• The exercise:
In the material below, write out again every line from the one containing "bar <box>527 270 725 310</box>" down to the one containing "data-label: 3.13 <box>432 488 474 504</box>", including both of those lines.

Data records
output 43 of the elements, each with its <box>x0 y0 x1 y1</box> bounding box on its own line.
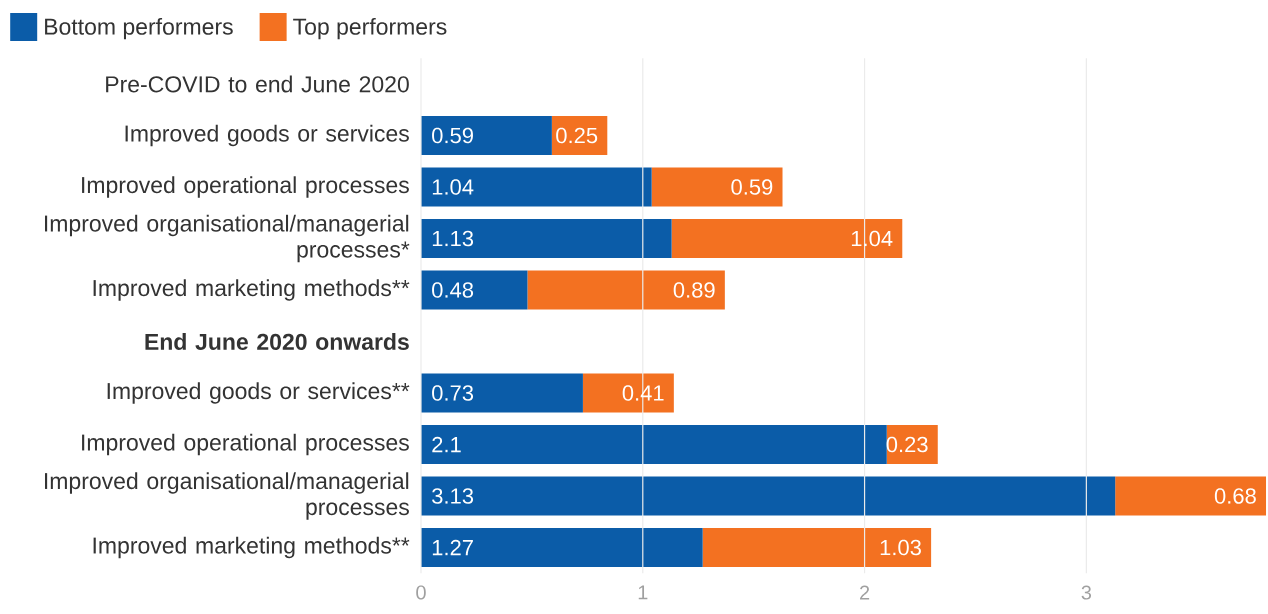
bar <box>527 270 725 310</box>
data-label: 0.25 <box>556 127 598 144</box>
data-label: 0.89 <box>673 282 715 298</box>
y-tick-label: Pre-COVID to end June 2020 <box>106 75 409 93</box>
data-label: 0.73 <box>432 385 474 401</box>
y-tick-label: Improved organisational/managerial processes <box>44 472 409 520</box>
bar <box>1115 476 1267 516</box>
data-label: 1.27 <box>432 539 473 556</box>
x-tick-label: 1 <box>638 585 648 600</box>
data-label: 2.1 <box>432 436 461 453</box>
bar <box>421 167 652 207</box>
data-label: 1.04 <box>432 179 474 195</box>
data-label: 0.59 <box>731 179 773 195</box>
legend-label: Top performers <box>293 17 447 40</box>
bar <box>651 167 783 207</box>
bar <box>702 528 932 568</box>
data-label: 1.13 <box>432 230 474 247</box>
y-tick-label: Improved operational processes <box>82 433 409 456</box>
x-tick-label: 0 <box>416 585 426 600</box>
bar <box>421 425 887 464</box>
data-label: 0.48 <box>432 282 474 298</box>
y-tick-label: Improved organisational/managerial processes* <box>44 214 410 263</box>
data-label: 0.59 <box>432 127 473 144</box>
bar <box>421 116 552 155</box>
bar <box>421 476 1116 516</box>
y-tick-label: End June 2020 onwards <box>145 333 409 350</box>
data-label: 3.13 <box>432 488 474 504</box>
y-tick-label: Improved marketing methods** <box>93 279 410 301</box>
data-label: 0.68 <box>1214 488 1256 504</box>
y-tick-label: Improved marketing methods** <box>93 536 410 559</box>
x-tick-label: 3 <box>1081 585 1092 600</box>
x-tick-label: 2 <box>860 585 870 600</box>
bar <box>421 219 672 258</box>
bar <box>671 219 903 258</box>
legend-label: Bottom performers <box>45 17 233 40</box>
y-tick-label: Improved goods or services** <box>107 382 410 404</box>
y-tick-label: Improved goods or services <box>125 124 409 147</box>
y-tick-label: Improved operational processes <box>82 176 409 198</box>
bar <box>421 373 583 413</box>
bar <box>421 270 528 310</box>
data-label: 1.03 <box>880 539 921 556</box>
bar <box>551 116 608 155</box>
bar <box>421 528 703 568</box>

• Solution to the exercise:
bar <box>527 270 725 310</box>
data-label: 0.25 <box>556 127 598 144</box>
data-label: 0.89 <box>673 282 715 298</box>
y-tick-label: Pre-COVID to end June 2020 <box>106 75 409 93</box>
data-label: 0.73 <box>432 385 474 401</box>
y-tick-label: Improved organisational/managerial processes <box>44 472 409 520</box>
bar <box>1115 476 1267 516</box>
data-label: 1.27 <box>432 539 473 556</box>
x-tick-label: 1 <box>638 585 648 600</box>
data-label: 2.1 <box>432 436 461 453</box>
bar <box>421 167 652 207</box>
data-label: 1.04 <box>432 179 474 195</box>
data-label: 0.59 <box>731 179 773 195</box>
legend-label: Top performers <box>293 17 447 40</box>
bar <box>651 167 783 207</box>
bar <box>702 528 932 568</box>
data-label: 1.13 <box>432 230 474 247</box>
y-tick-label: Improved operational processes <box>82 433 409 456</box>
x-tick-label: 0 <box>416 585 426 600</box>
bar <box>421 425 887 464</box>
data-label: 0.48 <box>432 282 474 298</box>
y-tick-label: Improved organisational/managerial processes* <box>44 214 410 263</box>
data-label: 0.59 <box>432 127 473 144</box>
bar <box>421 116 552 155</box>
bar <box>421 476 1116 516</box>
y-tick-label: End June 2020 onwards <box>145 333 409 350</box>
data-label: 3.13 <box>432 488 474 504</box>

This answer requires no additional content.